TASK GOAL = Copy out the lines that have "SnakeVenomNepal" in them.

EXTRACTED INFORMATION =
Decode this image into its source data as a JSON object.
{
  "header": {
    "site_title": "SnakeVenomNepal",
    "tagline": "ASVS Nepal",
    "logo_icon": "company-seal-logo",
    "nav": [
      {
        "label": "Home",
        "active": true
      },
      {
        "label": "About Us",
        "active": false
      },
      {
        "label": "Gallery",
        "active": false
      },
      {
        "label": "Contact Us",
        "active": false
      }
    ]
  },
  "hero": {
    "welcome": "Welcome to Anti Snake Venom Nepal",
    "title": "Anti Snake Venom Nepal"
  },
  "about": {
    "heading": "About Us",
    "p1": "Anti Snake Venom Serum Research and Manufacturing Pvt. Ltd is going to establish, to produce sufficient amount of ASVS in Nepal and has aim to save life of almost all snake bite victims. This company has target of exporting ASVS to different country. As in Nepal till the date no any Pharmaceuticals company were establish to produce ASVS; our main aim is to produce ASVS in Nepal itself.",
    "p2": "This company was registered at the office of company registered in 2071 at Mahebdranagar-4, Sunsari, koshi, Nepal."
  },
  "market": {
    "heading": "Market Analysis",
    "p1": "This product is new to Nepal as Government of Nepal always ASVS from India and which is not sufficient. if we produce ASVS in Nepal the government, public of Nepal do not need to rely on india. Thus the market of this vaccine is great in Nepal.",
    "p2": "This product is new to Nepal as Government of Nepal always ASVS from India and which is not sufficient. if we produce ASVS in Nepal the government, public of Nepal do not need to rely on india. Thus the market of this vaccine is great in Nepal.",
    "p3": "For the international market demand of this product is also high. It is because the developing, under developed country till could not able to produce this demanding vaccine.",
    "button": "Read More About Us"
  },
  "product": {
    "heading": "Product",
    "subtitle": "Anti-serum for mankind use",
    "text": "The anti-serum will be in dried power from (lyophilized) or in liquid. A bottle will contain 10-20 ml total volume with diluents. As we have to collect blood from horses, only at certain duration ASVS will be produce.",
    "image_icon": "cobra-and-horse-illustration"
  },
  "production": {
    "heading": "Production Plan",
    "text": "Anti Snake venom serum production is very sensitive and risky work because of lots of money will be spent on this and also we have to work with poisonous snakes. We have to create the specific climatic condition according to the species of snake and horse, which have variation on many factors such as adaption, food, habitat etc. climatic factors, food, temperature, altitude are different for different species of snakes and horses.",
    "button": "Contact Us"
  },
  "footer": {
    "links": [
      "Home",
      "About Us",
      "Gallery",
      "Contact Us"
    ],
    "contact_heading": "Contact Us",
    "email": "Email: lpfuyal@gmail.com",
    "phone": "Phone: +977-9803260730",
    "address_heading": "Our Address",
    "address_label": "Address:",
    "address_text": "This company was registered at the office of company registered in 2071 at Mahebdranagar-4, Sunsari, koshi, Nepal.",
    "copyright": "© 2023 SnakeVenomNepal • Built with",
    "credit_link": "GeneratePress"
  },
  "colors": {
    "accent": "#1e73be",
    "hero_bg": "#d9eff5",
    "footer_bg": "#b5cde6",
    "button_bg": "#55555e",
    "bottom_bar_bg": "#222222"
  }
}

SOLVED EXERCISE =
    "site_title": "SnakeVenomNepal",
    "copyright": "© 2023 SnakeVenomNepal • Built with",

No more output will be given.